GOAL:
Every entry must be repeated exactly. Exclude all pictures.

++++

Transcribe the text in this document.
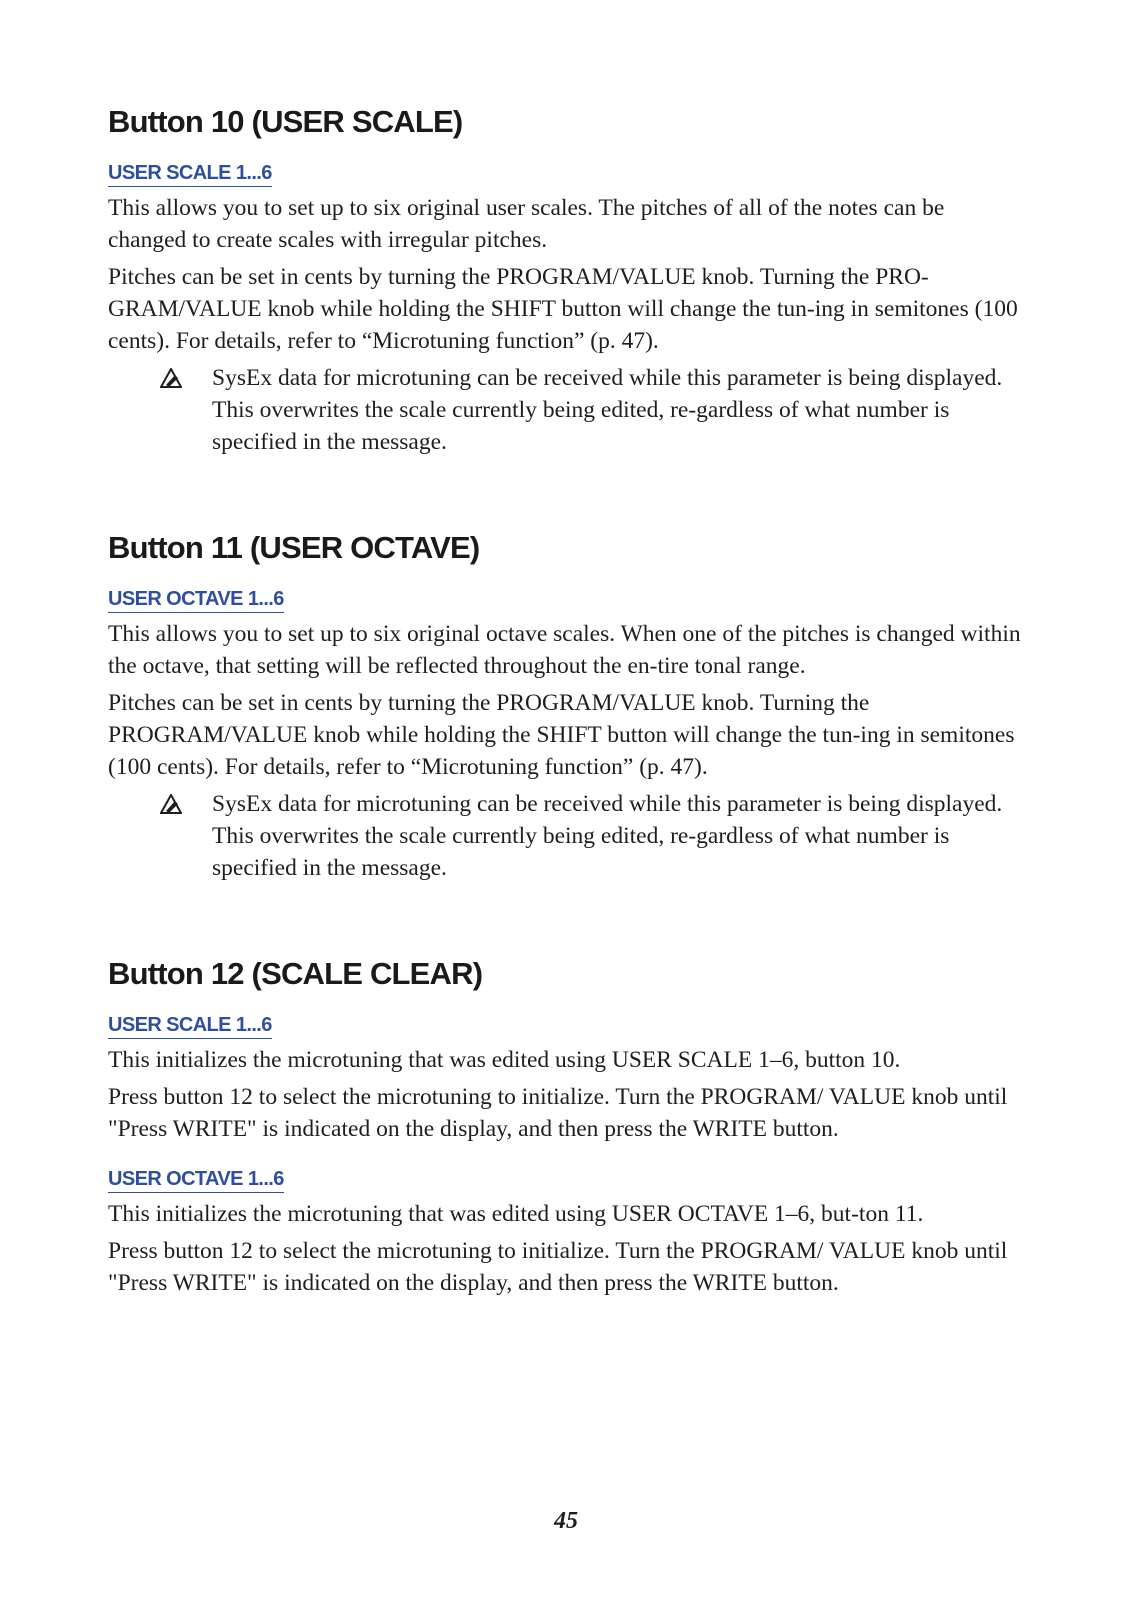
Button 10 (USER SCALE)
USER SCALE 1...6

This allows you to set up to six original user scales. The pitches of all of the notes can be changed to create scales with irregular pitches.

Pitches can be set in cents by turning the PROGRAM/VALUE knob. Turning the PRO-GRAM/VALUE knob while holding the SHIFT button will change the tun-ing in semitones (100 cents). For details, refer to “Microtuning function” (p. 47).

SysEx data for microtuning can be received while this parameter is being displayed. This overwrites the scale currently being edited, re-gardless of what number is specified in the message.

Button 11 (USER OCTAVE)
USER OCTAVE 1...6

This allows you to set up to six original octave scales. When one of the pitches is changed within the octave, that setting will be reflected throughout the en-tire tonal range.

Pitches can be set in cents by turning the PROGRAM/VALUE knob. Turning the PROGRAM/VALUE knob while holding the SHIFT button will change the tun-ing in semitones (100 cents). For details, refer to “Microtuning function” (p. 47).

SysEx data for microtuning can be received while this parameter is being displayed. This overwrites the scale currently being edited, re-gardless of what number is specified in the message.

Button 12 (SCALE CLEAR)
USER SCALE 1...6

This initializes the microtuning that was edited using USER SCALE 1–6, button 10.

Press button 12 to select the microtuning to initialize. Turn the PROGRAM/ VALUE knob until "Press WRITE" is indicated on the display, and then press the WRITE button.

USER OCTAVE 1...6

This initializes the microtuning that was edited using USER OCTAVE 1–6, but-ton 11.

Press button 12 to select the microtuning to initialize. Turn the PROGRAM/ VALUE knob until "Press WRITE" is indicated on the display, and then press the WRITE button.

45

++++

IN RESPONSE:
Transcribe the text in this document.
Button 10 (USER SCALE)
USER SCALE 1...6

This allows you to set up to six original user scales. The pitches of all of the notes can be changed to create scales with irregular pitches.

Pitches can be set in cents by turning the PROGRAM/VALUE knob. Turning the PRO-GRAM/VALUE knob while holding the SHIFT button will change the tun-ing in semitones (100 cents). For details, refer to “Microtuning function” (p. 47).

SysEx data for microtuning can be received while this parameter is being displayed. This overwrites the scale currently being edited, re-gardless of what number is specified in the message.

Button 11 (USER OCTAVE)
USER OCTAVE 1...6

This allows you to set up to six original octave scales. When one of the pitches is changed within the octave, that setting will be reflected throughout the en-tire tonal range.

Pitches can be set in cents by turning the PROGRAM/VALUE knob. Turning the PROGRAM/VALUE knob while holding the SHIFT button will change the tun-ing in semitones (100 cents). For details, refer to “Microtuning function” (p. 47).

SysEx data for microtuning can be received while this parameter is being displayed. This overwrites the scale currently being edited, re-gardless of what number is specified in the message.

Button 12 (SCALE CLEAR)
USER SCALE 1...6

This initializes the microtuning that was edited using USER SCALE 1–6, button 10.

Press button 12 to select the microtuning to initialize. Turn the PROGRAM/ VALUE knob until "Press WRITE" is indicated on the display, and then press the WRITE button.

USER OCTAVE 1...6

This initializes the microtuning that was edited using USER OCTAVE 1–6, but-ton 11.

Press button 12 to select the microtuning to initialize. Turn the PROGRAM/ VALUE knob until "Press WRITE" is indicated on the display, and then press the WRITE button.

45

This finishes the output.